### [Required task]
Extract the entries in their exact form.

### [Entries provided]
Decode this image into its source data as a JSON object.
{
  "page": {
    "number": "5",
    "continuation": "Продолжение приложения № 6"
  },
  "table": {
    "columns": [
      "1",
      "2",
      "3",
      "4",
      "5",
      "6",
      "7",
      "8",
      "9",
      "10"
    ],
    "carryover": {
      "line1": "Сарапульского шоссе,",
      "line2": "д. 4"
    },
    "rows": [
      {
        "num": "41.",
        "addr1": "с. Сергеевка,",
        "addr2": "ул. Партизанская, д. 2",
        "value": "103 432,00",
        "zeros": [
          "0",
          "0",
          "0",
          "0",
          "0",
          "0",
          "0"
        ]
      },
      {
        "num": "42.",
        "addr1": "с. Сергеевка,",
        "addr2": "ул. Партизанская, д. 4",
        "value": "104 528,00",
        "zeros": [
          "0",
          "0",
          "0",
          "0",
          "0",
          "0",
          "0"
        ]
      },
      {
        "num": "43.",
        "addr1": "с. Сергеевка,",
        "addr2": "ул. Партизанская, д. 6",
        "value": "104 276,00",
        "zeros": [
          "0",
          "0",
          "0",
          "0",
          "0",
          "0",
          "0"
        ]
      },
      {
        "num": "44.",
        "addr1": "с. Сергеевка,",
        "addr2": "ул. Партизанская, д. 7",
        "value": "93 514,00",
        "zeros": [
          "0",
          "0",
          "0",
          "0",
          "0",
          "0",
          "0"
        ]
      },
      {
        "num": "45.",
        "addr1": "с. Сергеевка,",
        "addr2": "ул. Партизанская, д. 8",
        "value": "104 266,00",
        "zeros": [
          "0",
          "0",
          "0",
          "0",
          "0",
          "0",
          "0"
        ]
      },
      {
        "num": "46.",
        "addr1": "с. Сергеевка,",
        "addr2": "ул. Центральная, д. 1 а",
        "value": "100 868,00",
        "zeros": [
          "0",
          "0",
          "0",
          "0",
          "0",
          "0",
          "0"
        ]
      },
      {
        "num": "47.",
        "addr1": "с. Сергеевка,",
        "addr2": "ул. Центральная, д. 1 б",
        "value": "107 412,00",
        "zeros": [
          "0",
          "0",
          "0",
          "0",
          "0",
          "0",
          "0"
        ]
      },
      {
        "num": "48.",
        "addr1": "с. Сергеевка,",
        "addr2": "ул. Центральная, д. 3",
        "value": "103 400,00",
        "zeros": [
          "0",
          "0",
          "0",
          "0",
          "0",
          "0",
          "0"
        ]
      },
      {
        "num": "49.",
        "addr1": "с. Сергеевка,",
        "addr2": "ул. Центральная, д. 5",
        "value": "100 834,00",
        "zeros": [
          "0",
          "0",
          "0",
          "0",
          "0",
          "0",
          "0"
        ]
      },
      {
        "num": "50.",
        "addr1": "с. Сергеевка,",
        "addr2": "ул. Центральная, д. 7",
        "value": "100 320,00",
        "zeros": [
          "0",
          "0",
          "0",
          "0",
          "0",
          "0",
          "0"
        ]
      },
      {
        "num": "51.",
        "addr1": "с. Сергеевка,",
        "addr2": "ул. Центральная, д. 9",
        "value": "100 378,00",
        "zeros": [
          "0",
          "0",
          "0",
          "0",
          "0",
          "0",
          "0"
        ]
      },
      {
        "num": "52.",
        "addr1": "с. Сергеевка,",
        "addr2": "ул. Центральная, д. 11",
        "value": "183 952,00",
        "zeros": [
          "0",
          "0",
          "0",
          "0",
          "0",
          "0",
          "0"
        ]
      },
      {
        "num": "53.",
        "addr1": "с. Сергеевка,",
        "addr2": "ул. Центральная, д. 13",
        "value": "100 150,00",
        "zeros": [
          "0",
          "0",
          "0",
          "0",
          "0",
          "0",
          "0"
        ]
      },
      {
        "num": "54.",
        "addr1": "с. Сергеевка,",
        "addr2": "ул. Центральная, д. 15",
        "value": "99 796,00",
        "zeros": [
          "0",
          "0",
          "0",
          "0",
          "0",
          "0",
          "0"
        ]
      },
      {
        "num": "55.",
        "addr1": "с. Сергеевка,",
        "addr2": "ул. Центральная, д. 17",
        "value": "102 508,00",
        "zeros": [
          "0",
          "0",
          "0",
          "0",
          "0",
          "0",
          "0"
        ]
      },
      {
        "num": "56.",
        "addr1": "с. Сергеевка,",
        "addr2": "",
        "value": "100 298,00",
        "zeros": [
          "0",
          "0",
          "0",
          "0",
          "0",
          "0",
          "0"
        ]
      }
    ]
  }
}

### [Expected answer]
Decode this image into its source data as a JSON object.
{
  "page": {
    "number": "5",
    "continuation": "Продолжение приложения № 6"
  },
  "table": {
    "columns": [
      "1",
      "2",
      "3",
      "4",
      "5",
      "6",
      "7",
      "8",
      "9",
      "10"
    ],
    "carryover": {
      "line1": "Сарапульского шоссе,",
      "line2": "д. 4"
    },
    "rows": [
      {
        "num": "41.",
        "addr1": "с. Сергеевка,",
        "addr2": "ул. Партизанская, д. 2",
        "value": "103 432,00",
        "zeros": [
          "0",
          "0",
          "0",
          "0",
          "0",
          "0",
          "0"
        ]
      },
      {
        "num": "42.",
        "addr1": "с. Сергеевка,",
        "addr2": "ул. Партизанская, д. 4",
        "value": "104 528,00",
        "zeros": [
          "0",
          "0",
          "0",
          "0",
          "0",
          "0",
          "0"
        ]
      },
      {
        "num": "43.",
        "addr1": "с. Сергеевка,",
        "addr2": "ул. Партизанская, д. 6",
        "value": "104 276,00",
        "zeros": [
          "0",
          "0",
          "0",
          "0",
          "0",
          "0",
          "0"
        ]
      },
      {
        "num": "44.",
        "addr1": "с. Сергеевка,",
        "addr2": "ул. Партизанская, д. 7",
        "value": "93 514,00",
        "zeros": [
          "0",
          "0",
          "0",
          "0",
          "0",
          "0",
          "0"
        ]
      },
      {
        "num": "45.",
        "addr1": "с. Сергеевка,",
        "addr2": "ул. Партизанская, д. 8",
        "value": "104 266,00",
        "zeros": [
          "0",
          "0",
          "0",
          "0",
          "0",
          "0",
          "0"
        ]
      },
      {
        "num": "46.",
        "addr1": "с. Сергеевка,",
        "addr2": "ул. Центральная, д. 1 а",
        "value": "100 868,00",
        "zeros": [
          "0",
          "0",
          "0",
          "0",
          "0",
          "0",
          "0"
        ]
      },
      {
        "num": "47.",
        "addr1": "с. Сергеевка,",
        "addr2": "ул. Центральная, д. 1 б",
        "value": "107 412,00",
        "zeros": [
          "0",
          "0",
          "0",
          "0",
          "0",
          "0",
          "0"
        ]
      },
      {
        "num": "48.",
        "addr1": "с. Сергеевка,",
        "addr2": "ул. Центральная, д. 3",
        "value": "103 400,00",
        "zeros": [
          "0",
          "0",
          "0",
          "0",
          "0",
          "0",
          "0"
        ]
      },
      {
        "num": "49.",
        "addr1": "с. Сергеевка,",
        "addr2": "ул. Центральная, д. 5",
        "value": "100 834,00",
        "zeros": [
          "0",
          "0",
          "0",
          "0",
          "0",
          "0",
          "0"
        ]
      },
      {
        "num": "50.",
        "addr1": "с. Сергеевка,",
        "addr2": "ул. Центральная, д. 7",
        "value": "100 320,00",
        "zeros": [
          "0",
          "0",
          "0",
          "0",
          "0",
          "0",
          "0"
        ]
      },
      {
        "num": "51.",
        "addr1": "с. Сергеевка,",
        "addr2": "ул. Центральная, д. 9",
        "value": "100 378,00",
        "zeros": [
          "0",
          "0",
          "0",
          "0",
          "0",
          "0",
          "0"
        ]
      },
      {
        "num": "52.",
        "addr1": "с. Сергеевка,",
        "addr2": "ул. Центральная, д. 11",
        "value": "183 952,00",
        "zeros": [
          "0",
          "0",
          "0",
          "0",
          "0",
          "0",
          "0"
        ]
      },
      {
        "num": "53.",
        "addr1": "с. Сергеевка,",
        "addr2": "ул. Центральная, д. 13",
        "value": "100 150,00",
        "zeros": [
          "0",
          "0",
          "0",
          "0",
          "0",
          "0",
          "0"
        ]
      },
      {
        "num": "54.",
        "addr1": "с. Сергеевка,",
        "addr2": "ул. Центральная, д. 15",
        "value": "99 796,00",
        "zeros": [
          "0",
          "0",
          "0",
          "0",
          "0",
          "0",
          "0"
        ]
      },
      {
        "num": "55.",
        "addr1": "с. Сергеевка,",
        "addr2": "ул. Центральная, д. 17",
        "value": "102 508,00",
        "zeros": [
          "0",
          "0",
          "0",
          "0",
          "0",
          "0",
          "0"
        ]
      },
      {
        "num": "56.",
        "addr1": "с. Сергеевка,",
        "addr2": "",
        "value": "100 298,00",
        "zeros": [
          "0",
          "0",
          "0",
          "0",
          "0",
          "0",
          "0"
        ]
      }
    ]
  }
}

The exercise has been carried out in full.